* _GOAL OF THE EXERCISE_
Scan the entries below. List each line with "MIMneuro".

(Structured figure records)

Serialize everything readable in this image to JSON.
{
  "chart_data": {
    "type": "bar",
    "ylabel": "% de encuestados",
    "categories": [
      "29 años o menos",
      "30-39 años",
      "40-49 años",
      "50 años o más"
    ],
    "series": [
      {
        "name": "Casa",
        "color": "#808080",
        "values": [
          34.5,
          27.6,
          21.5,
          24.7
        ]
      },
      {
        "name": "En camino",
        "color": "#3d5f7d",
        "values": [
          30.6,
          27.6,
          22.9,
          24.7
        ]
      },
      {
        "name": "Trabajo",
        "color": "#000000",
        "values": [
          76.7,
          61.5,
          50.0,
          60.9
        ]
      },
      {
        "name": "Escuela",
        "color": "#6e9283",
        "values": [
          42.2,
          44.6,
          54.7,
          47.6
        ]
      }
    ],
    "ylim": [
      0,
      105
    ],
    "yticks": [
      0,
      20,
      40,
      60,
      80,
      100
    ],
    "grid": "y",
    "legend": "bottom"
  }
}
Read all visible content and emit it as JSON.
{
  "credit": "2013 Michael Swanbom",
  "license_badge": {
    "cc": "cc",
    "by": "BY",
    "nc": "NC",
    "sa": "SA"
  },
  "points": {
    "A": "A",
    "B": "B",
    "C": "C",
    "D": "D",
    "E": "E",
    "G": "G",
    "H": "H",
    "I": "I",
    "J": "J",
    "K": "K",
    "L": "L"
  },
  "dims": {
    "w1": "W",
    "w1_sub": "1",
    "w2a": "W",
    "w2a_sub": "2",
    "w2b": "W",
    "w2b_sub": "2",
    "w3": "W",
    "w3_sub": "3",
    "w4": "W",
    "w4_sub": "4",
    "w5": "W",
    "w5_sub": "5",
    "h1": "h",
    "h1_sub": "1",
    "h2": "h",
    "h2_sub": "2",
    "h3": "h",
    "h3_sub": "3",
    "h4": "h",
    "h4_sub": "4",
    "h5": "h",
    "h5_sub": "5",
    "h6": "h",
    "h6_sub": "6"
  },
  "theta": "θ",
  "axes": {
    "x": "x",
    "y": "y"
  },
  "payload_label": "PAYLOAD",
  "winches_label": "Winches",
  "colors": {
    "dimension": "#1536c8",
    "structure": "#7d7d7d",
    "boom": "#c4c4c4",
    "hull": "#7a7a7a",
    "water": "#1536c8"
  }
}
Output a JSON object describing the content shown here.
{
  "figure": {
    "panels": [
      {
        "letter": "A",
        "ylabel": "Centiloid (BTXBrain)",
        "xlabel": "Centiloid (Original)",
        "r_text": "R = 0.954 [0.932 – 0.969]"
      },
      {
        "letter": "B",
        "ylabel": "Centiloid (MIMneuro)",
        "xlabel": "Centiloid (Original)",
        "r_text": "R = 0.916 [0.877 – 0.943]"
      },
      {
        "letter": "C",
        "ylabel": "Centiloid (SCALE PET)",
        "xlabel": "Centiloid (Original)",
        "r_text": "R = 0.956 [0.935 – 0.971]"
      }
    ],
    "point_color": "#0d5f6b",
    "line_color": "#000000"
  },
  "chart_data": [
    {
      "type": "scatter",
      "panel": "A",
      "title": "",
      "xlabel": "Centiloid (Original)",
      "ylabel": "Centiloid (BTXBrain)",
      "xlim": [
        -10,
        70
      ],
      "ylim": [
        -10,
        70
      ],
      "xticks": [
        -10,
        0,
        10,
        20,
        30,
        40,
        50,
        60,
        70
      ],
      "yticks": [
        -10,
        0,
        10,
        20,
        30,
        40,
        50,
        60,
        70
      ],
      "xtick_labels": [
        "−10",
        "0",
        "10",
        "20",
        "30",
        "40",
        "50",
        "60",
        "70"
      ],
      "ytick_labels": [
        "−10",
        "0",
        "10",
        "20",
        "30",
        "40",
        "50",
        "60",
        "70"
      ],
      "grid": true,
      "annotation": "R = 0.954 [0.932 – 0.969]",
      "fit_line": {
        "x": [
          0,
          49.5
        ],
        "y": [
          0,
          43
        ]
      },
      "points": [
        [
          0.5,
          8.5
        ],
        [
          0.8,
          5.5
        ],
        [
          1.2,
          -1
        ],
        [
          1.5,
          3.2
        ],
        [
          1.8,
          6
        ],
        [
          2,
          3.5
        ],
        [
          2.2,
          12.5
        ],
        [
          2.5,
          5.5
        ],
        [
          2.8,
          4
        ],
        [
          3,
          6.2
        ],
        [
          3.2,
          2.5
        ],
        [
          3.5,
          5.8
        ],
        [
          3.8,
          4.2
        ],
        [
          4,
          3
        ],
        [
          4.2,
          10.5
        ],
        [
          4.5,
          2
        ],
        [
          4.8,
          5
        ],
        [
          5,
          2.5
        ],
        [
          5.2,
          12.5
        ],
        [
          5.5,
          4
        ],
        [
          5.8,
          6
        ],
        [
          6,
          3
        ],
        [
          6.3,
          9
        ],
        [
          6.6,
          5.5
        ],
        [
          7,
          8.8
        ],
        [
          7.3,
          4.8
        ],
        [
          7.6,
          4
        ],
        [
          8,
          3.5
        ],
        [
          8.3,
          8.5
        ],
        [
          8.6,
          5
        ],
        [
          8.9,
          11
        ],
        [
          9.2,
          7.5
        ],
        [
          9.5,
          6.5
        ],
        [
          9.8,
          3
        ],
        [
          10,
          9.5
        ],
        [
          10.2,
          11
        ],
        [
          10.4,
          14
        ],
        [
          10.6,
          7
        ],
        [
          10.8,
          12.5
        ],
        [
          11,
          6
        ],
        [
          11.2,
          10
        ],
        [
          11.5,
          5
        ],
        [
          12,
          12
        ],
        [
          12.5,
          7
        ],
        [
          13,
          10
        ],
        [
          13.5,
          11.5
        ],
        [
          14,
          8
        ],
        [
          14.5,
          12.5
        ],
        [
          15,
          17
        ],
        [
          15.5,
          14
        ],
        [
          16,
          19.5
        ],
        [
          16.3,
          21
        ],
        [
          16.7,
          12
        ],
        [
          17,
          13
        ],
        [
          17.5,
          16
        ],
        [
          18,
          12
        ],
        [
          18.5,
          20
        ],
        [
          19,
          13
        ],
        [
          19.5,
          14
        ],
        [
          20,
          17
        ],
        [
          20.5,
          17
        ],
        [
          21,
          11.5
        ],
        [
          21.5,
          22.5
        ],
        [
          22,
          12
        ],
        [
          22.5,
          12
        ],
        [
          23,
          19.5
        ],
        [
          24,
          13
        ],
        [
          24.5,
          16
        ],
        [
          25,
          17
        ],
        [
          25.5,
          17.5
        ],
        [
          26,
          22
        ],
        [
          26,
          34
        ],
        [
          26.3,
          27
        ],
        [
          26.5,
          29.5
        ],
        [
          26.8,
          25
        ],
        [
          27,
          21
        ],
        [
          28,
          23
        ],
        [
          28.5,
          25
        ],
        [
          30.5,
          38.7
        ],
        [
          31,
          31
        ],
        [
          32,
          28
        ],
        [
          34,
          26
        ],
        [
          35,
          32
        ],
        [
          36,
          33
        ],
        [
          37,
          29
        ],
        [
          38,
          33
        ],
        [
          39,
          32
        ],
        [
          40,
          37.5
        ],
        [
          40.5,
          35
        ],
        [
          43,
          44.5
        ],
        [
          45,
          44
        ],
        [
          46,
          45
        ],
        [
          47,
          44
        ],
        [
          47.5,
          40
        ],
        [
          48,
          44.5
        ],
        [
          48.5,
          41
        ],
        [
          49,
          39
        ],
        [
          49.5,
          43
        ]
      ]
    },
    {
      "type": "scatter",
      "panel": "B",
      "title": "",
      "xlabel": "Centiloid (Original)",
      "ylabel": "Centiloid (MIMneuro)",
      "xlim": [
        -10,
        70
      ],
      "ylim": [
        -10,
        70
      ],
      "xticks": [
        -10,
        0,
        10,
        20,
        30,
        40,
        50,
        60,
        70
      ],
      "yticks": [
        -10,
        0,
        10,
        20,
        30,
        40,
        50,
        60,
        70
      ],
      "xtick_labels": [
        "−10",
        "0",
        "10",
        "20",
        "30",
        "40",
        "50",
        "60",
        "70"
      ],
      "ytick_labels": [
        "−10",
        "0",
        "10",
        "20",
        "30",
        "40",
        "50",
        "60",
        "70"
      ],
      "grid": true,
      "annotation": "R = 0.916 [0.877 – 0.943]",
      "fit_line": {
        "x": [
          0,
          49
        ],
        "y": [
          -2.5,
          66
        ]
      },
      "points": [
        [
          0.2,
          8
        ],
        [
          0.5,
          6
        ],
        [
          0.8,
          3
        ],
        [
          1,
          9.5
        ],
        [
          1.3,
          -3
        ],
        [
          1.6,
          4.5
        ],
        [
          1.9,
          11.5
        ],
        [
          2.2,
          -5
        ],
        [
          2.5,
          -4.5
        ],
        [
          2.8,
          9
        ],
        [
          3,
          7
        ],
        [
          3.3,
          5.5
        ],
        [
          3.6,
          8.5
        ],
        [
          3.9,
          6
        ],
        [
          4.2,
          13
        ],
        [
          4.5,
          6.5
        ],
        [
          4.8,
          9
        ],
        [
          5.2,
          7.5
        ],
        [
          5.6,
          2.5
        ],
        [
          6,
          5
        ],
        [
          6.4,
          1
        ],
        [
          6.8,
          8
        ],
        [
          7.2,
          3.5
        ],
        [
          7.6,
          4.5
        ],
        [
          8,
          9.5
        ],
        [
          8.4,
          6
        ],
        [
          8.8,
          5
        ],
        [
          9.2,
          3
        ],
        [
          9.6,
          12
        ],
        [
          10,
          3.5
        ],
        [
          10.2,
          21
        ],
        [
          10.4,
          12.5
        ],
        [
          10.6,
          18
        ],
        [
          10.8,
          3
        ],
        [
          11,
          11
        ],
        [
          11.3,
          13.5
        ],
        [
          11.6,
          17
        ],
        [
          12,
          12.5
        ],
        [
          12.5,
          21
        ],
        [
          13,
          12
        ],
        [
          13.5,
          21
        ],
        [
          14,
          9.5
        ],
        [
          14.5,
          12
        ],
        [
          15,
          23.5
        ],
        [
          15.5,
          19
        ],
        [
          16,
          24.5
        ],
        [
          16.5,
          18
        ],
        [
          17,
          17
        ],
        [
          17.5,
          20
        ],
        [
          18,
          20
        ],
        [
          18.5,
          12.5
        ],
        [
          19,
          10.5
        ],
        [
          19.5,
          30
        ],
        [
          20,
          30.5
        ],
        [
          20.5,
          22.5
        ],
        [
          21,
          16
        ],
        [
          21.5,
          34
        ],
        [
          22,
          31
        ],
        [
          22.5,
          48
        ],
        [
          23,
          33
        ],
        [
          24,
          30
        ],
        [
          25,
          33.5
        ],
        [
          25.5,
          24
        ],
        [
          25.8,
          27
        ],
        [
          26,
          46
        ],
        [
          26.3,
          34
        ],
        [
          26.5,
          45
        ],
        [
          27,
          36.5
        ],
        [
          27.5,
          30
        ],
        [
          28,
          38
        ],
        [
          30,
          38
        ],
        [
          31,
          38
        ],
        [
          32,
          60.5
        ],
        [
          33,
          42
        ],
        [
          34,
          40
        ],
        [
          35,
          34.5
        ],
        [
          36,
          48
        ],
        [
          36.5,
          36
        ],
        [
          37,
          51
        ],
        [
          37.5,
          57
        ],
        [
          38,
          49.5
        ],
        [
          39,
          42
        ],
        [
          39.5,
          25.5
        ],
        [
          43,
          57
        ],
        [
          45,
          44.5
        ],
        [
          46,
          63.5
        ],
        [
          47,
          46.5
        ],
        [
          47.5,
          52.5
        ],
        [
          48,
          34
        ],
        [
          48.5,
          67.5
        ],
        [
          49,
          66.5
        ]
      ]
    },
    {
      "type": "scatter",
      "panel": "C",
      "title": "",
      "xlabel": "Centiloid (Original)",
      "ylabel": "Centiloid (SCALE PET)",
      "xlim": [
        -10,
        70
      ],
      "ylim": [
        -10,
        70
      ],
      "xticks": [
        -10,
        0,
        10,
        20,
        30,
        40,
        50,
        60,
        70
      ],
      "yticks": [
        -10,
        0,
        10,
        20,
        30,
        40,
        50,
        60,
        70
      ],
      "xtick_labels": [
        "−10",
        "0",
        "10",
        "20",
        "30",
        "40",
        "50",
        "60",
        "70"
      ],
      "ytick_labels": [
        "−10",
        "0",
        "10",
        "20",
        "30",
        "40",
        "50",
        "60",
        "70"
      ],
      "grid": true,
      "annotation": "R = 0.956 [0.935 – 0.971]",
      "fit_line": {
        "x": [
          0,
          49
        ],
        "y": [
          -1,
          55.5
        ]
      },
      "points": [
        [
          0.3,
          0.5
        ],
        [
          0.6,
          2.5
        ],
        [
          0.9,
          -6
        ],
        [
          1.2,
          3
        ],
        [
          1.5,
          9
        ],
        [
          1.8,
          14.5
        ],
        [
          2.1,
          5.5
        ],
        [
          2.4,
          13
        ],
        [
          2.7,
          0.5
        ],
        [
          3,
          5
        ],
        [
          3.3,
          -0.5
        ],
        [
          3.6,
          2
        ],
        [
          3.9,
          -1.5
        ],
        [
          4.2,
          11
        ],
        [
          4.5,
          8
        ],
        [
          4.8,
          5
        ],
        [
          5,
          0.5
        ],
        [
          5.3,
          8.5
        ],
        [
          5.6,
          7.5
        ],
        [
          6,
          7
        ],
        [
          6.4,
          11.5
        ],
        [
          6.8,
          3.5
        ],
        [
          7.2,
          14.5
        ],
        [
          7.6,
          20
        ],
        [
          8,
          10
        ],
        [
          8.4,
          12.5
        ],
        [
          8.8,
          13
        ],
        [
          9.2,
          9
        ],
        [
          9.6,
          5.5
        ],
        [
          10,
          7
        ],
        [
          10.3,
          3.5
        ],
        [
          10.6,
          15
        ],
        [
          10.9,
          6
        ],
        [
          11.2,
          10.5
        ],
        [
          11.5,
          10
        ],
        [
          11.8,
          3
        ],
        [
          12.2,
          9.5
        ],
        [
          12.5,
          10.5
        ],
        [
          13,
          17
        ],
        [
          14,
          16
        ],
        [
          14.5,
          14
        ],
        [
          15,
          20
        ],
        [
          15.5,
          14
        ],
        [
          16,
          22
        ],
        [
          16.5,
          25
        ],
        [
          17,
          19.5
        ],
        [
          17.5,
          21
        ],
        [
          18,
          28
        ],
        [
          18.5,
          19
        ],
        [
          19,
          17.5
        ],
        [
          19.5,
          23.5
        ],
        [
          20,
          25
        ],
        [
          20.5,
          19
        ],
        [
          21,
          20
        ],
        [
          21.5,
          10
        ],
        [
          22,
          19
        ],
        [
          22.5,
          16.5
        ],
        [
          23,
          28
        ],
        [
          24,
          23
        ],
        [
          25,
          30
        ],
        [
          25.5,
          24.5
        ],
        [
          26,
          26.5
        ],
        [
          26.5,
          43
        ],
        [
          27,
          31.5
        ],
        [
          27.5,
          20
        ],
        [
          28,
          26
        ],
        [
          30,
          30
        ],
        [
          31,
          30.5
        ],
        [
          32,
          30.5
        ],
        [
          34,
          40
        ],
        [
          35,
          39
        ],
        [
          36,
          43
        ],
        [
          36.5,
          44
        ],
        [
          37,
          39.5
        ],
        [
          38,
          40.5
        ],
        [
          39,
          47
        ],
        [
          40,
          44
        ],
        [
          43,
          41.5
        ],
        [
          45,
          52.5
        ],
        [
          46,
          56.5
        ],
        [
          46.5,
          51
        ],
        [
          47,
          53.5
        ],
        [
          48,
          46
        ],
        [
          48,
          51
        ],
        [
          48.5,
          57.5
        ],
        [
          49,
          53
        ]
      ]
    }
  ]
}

* _OUTPUT OF THE EXERCISE_
        "ylabel": "Centiloid (MIMneuro)",
      "ylabel": "Centiloid (MIMneuro)",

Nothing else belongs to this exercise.